● Selection
::::::::
The end result of this all:  Exploit is the WebDAV Exploit a.k.a.
Windows NTdll.dll Buffer overflow as documented in CAN 2003-0109.
Evidence of Packet Crafting
The rate and types of packets delivered to the web server makes it
probable that some form of script or worm was used to generate and
deliver the packets.  Of interest here is that while the source
application properly initiated the three way handshake, it did not make
use of the push flag, and tended to ignore both the FIN and multiple
Reset flags that were sent back to the attacker by the web server.
Ignoring the reset flag could either be accomplished by the code, or by
filtering at the attacker's firewall (as a hacker defense against active
response mechanisms in an IDS.)
15      Attack mechanism:
This attack is a classic, buffer overflow.  The attack attempts to
exploit a buffer overflow in the WebDAV Search method by pumping a large
number of NOOPs at the web server followed by a block of code which will
nominally create a root shell for the attacker to log into.  As the
attacker has no knowledge of exactly where in the memory space the code
will be downloaded, he effectively needs to have a range of memory
addresses affected which will lead to his code.  A large number of NOOPs
achieves this goal as they will all execute in sequence leading to the
attack code.  The random chance is where the program will branch to, and
whether this will just lead to a bad crash, or to the execution of the
attack code.  There are lots of books written on the subject, but the
document "Analysis of the ntdll.dll WebDAV Exploit, Fate Research Labs
Internet Warfare and Intelligence Team http://www.fatelabs.com, Date:
Tue. March 25, 2003" provides a concise walk through of the events
including logs from successful attacks.  While this is not the exact
attack shown here (the binary code is different in this attack,) the
information is still quite relevant.  Likely this is a variant on the
original script.
16      Correlations:
The WebDAV exploit was first announced in CAN 2003-0109 in Feburary 2003
under the title of "Windows NTdll.dll Buffer overflow".
Other references of user are:
http://www.whitehats.com/info/IDS181
http://www.snort.org/snort-db/sid.html?sid=648
http://home.comcast.net/~merana296463/files/fatelabs-ntdll-analysis.pdf

http://www.securityfocus.com/bid/7116
http://www.microsoft.com/technet/security/bulletin/MS03-007.mspx
http://www.whitehats.com/info/ids181

README.http_inspect from the Snort 2.1.12 documents

The SecurityFocus web site appeared to be a little too helpful as it
provided downloads for 10 different attack scripts to implement this
exploit.  While having the code from these exploits is useful in
decoding new exploits, it is also helps the script kiddies to be
hackers.
::::::::
● Stored records
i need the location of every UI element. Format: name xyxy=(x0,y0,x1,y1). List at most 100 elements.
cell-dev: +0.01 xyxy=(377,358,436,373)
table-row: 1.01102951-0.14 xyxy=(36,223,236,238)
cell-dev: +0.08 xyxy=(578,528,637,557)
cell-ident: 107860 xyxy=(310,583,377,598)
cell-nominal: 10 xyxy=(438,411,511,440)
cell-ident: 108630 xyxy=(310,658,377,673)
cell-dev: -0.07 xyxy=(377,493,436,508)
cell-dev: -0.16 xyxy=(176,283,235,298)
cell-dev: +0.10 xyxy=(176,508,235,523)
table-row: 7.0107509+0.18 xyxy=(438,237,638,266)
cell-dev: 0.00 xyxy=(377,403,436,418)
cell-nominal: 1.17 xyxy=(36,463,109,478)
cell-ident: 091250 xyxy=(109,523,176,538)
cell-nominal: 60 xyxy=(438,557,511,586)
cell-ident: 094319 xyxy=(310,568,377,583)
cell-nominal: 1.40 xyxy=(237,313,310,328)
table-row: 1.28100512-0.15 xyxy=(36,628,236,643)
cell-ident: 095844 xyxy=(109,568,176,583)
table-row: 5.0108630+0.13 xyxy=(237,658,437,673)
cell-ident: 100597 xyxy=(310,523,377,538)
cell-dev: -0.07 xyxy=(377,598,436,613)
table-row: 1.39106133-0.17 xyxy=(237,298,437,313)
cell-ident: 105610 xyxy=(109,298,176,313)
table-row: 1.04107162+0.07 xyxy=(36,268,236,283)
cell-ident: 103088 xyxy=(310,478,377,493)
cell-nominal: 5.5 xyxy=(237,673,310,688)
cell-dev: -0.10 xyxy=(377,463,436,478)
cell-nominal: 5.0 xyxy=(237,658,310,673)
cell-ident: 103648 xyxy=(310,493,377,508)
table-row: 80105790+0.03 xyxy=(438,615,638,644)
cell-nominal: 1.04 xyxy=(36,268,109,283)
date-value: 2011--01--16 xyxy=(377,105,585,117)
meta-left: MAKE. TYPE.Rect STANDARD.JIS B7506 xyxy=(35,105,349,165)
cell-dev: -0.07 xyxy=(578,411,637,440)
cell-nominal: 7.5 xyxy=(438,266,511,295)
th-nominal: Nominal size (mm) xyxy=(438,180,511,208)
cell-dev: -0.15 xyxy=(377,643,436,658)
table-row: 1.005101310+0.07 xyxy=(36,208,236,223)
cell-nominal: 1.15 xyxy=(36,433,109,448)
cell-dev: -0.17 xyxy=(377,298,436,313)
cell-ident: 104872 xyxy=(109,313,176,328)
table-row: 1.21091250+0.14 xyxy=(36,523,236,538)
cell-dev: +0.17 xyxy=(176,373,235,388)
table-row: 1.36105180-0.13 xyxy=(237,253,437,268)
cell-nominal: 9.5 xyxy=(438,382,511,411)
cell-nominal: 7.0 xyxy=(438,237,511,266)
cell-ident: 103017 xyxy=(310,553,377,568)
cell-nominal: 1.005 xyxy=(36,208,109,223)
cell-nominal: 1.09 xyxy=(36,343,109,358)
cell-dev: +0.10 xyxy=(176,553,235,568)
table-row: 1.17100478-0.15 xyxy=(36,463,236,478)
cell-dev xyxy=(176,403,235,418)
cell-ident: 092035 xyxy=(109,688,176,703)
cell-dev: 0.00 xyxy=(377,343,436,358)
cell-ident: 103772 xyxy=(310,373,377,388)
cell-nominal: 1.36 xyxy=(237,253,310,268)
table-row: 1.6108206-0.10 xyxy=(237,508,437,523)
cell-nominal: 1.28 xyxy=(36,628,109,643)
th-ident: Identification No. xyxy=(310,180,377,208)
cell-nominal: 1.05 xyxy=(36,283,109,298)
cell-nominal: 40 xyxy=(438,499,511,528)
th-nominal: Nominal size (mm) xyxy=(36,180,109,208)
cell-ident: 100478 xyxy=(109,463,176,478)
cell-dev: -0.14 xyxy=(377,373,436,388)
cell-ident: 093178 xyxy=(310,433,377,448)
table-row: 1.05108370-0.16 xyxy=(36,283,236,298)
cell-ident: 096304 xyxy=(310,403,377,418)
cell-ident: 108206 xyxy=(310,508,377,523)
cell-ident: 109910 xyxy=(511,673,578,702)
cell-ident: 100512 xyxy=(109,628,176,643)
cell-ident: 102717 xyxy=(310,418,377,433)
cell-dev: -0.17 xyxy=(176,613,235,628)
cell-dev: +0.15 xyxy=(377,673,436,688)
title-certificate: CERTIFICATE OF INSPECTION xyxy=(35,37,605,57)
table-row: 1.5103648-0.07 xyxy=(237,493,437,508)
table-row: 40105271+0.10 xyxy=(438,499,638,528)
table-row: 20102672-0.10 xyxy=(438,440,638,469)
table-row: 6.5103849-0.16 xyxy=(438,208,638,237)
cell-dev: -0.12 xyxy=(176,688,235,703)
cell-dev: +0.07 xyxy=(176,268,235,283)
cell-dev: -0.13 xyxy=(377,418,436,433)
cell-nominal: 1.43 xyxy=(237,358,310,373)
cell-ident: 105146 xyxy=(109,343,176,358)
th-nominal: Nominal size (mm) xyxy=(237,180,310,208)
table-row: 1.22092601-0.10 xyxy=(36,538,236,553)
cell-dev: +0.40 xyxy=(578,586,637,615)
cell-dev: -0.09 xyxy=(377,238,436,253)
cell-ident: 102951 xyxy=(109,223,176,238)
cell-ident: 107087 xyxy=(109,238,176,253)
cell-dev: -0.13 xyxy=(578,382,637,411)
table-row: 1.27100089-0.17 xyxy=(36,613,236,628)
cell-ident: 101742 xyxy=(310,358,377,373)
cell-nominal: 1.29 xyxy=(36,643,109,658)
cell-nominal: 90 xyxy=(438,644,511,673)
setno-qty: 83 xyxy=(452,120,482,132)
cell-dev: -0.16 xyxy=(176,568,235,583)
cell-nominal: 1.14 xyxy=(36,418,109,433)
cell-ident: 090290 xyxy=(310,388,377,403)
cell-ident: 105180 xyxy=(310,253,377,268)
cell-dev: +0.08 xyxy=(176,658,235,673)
::::::::
● Required task 1
Do the following statements agree with the WebDAV exploit analysis? For each, answer yes or no and quote the deciding words. (a) The source application made use of the push flag. (b) The SecurityFocus web site provided downloads for 10 different attack scripts. (c) The binary code in this attack matches the code in the Fate Research Labs document.
● Required task 2
Write the next part of the WebDAV exploit analysis, continuing from its last sentence.

● Exercise output 1
(a) No: "it did not make use of the push flag"
(b) Yes: "provided downloads for 10 different attack scripts to implement this exploit"
(c) No: "the binary code is different in this attack"

● Exercise output 2
There is a short thread on the Snort-Sigs mailing list (2004-04-01
21:05) started by Tyler Hudak with another variant on this attack (where
the initial packet is less than 300 bytes (or the relevant preprocessor
is disabled).  In his case, the "MISC WebDAV search access" rule
triggers.  As the second detect he describes is a x86 ShellCode NOOP, I
suspect that the data again differs from my attack, but that the end
goal is the same.

Finally an excellent in depth analysis is provided by Brandon Young GCIH
at http://www.giac.org/practical/GCIH/Brandon_Young_GCIH.pdf

17      Evidence of active targeting:
In order to be successful previous reconnaissance should be done in
order to find active IIS servers which might be vulnerable.  In this
case, a response on Port 80 was seen to be good enough to launch the
script even though simply opening the default home page would have
hinted to the attacker that he was barking up the wrong tree...  Well
when all you have is a hammer, all your problems look like Microsoft
IIS.
18      Severity
Severity = (criticality + lethality) (system countermeasures + network
countermeasures)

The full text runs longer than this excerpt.